(SUPPLIED MATERIAL):
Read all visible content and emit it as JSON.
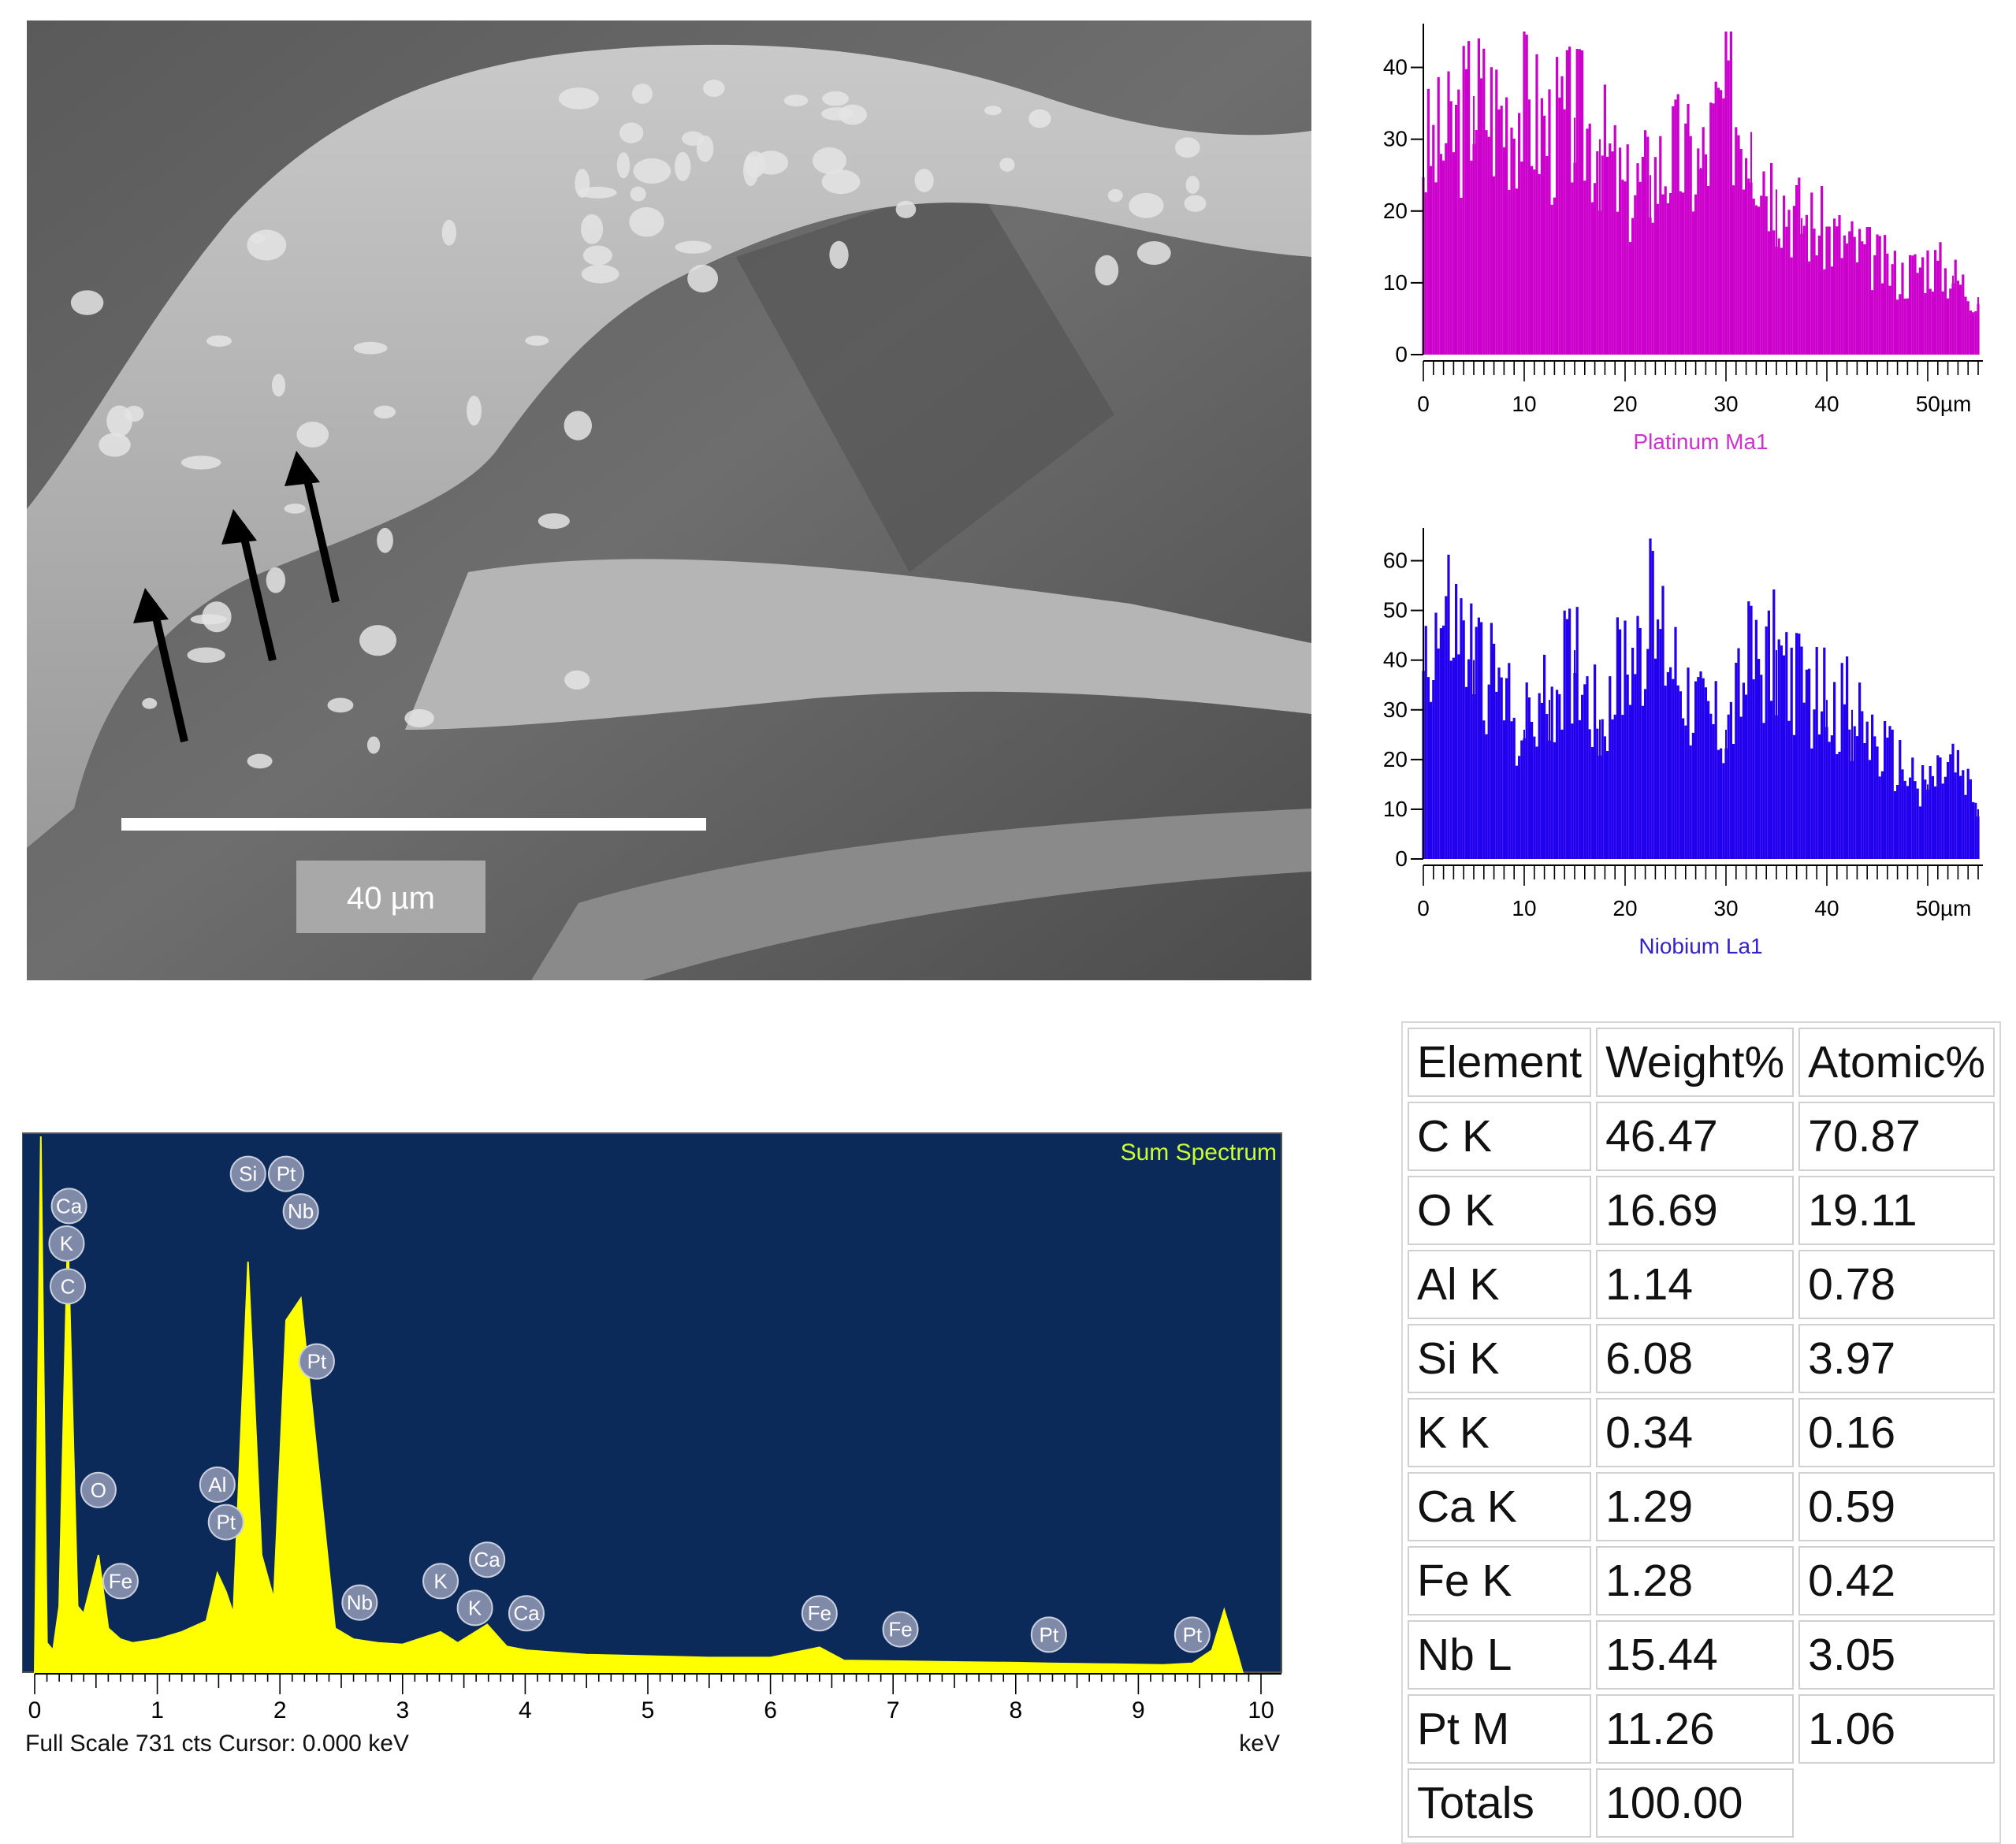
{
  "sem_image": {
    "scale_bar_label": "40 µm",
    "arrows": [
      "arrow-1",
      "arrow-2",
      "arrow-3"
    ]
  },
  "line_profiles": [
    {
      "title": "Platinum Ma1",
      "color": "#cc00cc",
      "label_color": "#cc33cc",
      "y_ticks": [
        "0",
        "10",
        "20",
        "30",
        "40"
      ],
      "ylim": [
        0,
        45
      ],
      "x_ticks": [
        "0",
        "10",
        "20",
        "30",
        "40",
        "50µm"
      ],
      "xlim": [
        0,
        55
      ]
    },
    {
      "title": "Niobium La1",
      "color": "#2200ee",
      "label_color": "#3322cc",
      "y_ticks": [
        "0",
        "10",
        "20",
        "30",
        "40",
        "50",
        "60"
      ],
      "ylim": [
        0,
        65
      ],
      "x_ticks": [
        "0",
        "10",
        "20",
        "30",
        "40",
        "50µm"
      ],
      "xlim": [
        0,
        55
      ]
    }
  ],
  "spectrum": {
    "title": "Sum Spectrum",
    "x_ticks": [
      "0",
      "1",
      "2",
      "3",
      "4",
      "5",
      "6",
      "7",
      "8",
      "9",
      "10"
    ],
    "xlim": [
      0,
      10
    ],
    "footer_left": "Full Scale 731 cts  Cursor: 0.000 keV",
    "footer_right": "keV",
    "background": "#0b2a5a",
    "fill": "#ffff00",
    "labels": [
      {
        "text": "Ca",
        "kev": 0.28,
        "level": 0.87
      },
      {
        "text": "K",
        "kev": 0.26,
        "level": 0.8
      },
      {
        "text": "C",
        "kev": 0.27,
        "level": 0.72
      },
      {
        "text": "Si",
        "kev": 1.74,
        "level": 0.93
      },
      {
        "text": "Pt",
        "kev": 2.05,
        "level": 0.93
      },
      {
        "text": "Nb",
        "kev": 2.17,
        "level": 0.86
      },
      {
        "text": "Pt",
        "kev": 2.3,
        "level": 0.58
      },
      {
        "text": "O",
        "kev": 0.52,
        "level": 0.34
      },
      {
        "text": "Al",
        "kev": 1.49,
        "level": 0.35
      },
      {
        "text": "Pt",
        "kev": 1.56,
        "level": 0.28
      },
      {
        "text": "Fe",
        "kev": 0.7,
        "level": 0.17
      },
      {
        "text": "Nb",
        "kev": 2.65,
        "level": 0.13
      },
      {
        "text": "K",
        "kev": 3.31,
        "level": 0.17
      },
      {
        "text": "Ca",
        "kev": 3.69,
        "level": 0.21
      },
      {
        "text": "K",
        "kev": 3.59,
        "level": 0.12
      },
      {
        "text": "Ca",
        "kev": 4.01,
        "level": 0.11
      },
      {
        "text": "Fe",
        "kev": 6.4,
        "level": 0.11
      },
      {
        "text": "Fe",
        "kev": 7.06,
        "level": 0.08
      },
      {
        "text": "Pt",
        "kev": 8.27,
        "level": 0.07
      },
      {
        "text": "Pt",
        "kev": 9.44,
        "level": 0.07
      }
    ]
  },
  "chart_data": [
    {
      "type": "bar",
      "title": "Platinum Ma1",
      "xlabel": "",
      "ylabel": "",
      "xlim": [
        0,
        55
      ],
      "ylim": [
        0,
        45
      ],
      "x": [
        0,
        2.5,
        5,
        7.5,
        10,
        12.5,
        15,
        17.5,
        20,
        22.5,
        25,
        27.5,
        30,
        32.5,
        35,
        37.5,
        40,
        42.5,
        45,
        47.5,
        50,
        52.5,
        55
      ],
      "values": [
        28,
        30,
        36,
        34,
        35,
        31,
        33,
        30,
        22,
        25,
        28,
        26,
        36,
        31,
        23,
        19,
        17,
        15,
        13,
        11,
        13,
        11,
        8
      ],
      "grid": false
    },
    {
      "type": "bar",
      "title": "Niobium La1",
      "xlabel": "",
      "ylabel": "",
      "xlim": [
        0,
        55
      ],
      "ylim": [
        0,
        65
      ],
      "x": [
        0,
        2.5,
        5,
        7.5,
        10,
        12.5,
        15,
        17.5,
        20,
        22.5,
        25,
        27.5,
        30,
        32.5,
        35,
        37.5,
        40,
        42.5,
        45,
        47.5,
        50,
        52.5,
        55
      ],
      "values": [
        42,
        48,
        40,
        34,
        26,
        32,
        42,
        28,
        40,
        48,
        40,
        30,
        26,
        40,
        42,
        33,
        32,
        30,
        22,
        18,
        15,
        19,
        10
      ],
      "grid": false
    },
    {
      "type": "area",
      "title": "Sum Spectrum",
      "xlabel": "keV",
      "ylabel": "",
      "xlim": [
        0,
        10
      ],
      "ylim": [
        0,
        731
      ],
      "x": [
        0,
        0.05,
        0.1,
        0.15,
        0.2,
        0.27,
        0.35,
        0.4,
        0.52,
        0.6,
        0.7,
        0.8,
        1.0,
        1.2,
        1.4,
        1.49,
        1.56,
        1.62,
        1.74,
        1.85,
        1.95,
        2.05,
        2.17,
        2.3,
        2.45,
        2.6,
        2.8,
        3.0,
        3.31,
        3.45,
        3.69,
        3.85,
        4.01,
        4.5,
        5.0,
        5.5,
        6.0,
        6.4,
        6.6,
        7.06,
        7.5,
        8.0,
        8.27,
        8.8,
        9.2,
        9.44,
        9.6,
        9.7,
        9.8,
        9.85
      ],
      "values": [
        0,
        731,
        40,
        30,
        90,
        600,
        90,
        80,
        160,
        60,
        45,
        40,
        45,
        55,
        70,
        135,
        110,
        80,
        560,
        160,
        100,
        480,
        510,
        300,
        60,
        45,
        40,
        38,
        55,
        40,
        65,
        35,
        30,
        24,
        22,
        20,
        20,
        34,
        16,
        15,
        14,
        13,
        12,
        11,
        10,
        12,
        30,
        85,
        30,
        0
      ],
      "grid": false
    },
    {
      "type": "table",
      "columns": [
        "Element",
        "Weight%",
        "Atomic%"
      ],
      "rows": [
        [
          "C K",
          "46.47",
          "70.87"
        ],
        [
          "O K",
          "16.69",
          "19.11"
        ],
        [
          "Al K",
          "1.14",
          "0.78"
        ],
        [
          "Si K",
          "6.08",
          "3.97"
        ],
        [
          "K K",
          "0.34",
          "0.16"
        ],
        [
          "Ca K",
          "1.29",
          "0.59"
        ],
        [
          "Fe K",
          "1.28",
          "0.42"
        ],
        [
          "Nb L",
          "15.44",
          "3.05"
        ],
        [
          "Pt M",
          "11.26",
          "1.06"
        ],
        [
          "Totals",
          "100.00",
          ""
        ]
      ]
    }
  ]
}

--

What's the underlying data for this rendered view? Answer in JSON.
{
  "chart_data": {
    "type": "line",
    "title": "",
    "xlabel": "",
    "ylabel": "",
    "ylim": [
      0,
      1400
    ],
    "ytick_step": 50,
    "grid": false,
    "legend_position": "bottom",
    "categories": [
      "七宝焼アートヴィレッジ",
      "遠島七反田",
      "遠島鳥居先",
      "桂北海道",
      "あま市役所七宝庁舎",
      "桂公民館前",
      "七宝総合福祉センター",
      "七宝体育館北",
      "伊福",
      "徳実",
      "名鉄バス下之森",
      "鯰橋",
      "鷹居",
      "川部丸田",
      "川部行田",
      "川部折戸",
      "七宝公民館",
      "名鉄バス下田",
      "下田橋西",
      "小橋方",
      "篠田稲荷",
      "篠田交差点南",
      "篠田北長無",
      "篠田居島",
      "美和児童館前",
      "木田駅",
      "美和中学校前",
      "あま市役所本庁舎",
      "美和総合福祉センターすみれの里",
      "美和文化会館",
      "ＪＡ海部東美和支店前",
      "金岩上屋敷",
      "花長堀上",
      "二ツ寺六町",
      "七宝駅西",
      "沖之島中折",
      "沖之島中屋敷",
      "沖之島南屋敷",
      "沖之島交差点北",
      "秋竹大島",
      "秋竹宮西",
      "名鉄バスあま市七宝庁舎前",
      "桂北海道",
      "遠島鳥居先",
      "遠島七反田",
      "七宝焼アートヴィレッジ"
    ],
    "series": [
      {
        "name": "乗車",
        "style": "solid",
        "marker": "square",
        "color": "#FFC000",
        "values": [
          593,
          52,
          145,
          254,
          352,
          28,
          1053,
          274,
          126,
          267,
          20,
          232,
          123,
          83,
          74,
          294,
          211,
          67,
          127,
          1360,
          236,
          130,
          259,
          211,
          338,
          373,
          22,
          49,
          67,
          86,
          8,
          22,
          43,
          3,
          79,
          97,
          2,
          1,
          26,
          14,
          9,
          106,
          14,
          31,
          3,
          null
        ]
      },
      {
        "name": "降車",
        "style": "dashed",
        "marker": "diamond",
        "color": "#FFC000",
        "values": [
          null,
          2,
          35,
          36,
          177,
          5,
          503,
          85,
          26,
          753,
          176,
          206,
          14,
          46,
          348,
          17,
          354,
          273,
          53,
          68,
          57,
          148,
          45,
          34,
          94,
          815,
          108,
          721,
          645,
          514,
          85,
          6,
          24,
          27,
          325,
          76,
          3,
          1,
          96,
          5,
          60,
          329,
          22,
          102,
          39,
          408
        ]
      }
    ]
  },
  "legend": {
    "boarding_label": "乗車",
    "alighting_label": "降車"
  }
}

(SET EXERCISE):
Reply with the number of lines in the data that include the string "title" and nothing else.

(REPLY TO THE TASK):
7